(Records contained in a dataset)
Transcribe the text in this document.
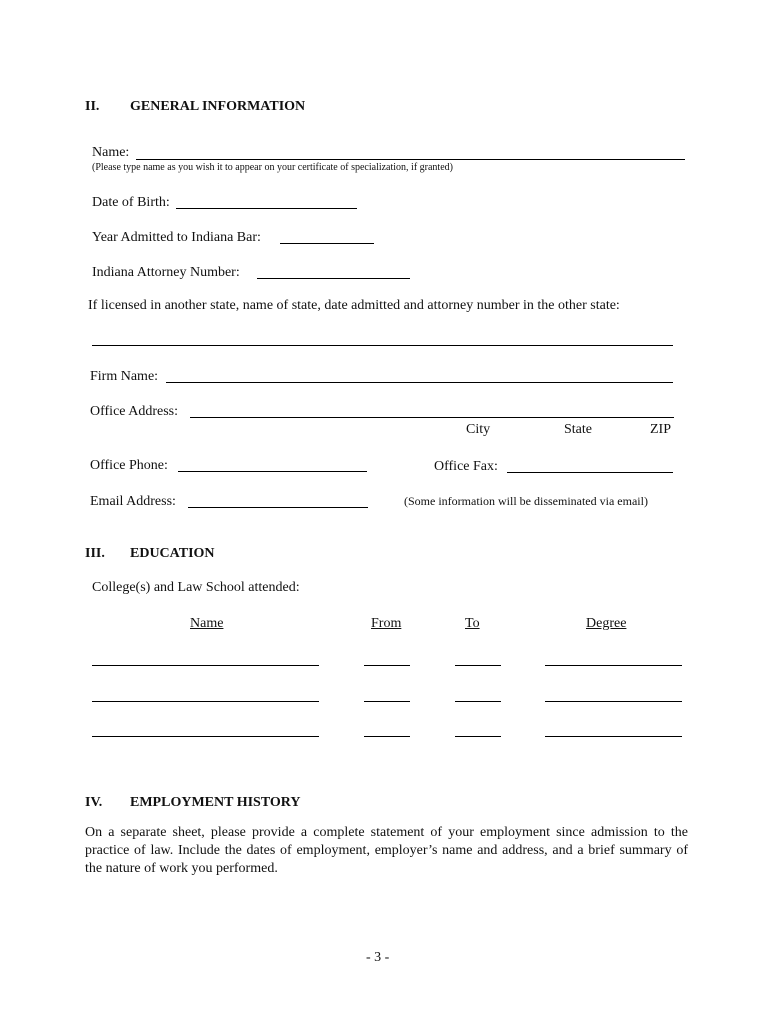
II. GENERAL INFORMATION
Name:
(Please type name as you wish it to appear on your certificate of specialization, if granted)
Date of Birth:
Year Admitted to Indiana Bar:
Indiana Attorney Number:
If licensed in another state, name of state, date admitted and attorney number in the other state:
Firm Name:
Office Address:
City	State	ZIP
Office Phone:	Office Fax:
Email Address:	(Some information will be disseminated via email)
III. EDUCATION
College(s) and Law School attended:
Name	From	To	Degree
IV. EMPLOYMENT HISTORY
On a separate sheet, please provide a complete statement of your employment since admission to the practice of law. Include the dates of employment, employer’s name and address, and a brief summary of the nature of work you performed.
- 3 -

Task objective.
The answer is a single number, the count of lines in the records that contain the string "Office".

Result of the task.
2